***** Exercise data

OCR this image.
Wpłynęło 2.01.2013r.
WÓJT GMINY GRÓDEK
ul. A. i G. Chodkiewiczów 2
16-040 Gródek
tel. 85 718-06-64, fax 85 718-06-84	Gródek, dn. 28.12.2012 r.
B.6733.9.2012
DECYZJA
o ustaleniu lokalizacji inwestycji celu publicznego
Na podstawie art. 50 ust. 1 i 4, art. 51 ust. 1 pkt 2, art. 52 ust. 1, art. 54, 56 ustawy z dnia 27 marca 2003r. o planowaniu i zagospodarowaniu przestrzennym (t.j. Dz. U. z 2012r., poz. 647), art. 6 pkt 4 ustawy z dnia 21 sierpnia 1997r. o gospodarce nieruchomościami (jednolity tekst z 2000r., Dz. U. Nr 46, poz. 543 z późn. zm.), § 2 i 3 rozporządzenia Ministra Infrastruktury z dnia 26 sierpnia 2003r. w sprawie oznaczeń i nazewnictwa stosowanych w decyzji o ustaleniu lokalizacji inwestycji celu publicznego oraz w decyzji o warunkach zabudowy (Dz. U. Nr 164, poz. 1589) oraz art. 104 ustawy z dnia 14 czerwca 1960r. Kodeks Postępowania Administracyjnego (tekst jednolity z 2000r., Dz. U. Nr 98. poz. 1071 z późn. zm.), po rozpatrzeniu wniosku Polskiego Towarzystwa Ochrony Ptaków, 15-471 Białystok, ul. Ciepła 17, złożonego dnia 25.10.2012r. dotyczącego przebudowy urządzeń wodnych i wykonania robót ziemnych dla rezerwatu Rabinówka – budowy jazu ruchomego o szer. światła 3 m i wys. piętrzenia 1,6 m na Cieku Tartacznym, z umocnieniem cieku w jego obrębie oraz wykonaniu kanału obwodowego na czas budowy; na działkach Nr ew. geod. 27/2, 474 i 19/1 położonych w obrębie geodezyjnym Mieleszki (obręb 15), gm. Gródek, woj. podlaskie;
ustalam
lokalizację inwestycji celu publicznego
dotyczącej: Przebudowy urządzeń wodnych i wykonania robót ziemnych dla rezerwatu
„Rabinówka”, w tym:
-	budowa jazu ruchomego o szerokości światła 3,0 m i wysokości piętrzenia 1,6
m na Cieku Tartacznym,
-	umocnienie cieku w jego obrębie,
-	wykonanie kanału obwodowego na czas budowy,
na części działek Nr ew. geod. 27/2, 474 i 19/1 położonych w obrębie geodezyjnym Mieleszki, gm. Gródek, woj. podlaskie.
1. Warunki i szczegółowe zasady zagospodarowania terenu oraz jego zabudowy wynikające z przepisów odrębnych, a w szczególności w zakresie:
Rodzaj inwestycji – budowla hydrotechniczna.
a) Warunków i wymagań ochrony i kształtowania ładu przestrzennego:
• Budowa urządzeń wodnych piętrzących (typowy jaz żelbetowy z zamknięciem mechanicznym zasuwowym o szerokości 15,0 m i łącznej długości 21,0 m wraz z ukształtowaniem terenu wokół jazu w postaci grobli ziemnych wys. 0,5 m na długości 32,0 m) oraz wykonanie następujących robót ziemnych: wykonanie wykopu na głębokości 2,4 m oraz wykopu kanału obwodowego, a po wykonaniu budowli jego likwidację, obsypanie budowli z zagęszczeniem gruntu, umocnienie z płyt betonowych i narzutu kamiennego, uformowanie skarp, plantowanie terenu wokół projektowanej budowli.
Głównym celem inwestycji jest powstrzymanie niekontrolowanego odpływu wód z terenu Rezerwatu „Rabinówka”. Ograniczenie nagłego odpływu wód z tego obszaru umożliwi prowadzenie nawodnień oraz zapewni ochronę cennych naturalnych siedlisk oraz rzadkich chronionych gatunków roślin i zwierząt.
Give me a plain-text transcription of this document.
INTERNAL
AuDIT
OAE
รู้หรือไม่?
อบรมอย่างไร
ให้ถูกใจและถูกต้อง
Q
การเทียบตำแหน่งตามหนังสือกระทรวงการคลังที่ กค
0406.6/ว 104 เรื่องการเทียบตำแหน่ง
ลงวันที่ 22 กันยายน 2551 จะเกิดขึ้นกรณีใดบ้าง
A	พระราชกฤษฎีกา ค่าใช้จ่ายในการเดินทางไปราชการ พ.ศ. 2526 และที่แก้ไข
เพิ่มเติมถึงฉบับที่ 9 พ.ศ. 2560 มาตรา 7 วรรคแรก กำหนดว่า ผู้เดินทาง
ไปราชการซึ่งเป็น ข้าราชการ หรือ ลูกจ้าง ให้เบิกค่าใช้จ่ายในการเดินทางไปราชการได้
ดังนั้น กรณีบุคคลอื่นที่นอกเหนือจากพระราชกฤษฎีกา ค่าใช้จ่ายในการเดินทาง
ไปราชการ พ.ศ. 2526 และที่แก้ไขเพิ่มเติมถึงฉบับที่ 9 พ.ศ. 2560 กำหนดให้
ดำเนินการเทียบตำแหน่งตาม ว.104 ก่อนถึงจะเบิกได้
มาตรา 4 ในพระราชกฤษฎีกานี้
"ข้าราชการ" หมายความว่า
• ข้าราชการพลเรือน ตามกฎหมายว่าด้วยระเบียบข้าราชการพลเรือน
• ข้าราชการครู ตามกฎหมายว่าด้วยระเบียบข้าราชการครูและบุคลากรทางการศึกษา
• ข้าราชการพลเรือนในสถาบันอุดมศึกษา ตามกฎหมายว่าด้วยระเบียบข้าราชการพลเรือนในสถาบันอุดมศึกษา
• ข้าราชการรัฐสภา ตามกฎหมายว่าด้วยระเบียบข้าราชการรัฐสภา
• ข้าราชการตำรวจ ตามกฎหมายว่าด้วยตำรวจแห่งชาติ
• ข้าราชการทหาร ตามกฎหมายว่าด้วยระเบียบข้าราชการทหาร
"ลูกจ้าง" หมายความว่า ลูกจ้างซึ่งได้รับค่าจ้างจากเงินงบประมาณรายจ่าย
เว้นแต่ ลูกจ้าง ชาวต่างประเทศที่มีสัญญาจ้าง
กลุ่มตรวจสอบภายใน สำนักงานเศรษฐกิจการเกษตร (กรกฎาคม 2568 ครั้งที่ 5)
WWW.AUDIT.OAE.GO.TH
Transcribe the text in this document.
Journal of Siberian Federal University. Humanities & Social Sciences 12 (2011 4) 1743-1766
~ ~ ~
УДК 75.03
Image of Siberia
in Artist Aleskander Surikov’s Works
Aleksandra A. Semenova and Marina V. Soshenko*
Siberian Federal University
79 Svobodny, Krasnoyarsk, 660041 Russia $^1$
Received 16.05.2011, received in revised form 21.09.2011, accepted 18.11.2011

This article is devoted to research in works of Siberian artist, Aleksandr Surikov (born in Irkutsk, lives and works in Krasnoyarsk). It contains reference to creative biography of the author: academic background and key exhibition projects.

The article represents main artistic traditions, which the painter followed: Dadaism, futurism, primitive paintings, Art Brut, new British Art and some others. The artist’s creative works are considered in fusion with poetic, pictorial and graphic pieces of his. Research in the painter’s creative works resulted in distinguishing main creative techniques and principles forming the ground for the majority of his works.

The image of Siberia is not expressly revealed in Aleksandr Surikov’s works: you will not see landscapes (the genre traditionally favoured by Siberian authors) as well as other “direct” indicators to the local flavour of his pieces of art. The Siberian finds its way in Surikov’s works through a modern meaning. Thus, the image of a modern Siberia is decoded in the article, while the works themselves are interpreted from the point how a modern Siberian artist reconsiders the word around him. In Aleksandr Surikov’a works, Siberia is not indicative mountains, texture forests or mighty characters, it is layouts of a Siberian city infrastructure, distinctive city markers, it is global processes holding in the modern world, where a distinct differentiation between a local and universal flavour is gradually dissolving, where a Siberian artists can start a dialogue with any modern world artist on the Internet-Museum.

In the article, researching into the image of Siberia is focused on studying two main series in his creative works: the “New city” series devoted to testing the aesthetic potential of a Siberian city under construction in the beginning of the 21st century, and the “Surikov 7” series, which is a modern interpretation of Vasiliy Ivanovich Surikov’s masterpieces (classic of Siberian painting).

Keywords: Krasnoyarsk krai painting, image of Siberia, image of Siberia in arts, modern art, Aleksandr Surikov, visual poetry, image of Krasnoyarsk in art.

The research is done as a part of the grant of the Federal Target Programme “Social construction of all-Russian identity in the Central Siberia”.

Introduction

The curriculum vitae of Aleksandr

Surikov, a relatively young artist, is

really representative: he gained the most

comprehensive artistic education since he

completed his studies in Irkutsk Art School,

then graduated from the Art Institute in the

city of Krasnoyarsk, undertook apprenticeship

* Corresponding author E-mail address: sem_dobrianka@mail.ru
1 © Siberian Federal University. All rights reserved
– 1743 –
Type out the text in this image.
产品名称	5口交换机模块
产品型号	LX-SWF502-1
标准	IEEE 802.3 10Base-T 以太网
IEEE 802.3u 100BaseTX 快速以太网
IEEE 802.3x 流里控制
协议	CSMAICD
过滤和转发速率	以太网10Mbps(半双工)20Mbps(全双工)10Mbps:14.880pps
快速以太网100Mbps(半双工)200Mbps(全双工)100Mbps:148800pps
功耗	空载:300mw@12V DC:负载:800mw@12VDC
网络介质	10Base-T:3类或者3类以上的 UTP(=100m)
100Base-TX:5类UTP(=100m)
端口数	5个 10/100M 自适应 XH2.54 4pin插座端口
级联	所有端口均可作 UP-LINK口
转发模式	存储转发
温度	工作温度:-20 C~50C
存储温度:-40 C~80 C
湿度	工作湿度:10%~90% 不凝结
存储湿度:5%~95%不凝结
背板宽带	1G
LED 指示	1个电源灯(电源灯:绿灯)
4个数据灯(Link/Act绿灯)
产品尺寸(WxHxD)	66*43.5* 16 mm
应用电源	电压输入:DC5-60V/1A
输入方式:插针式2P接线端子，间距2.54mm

**********

**Task goal:**
Scan the material above and determine how many lines include the word "Social"; report only the number.

**Result of the task:**
2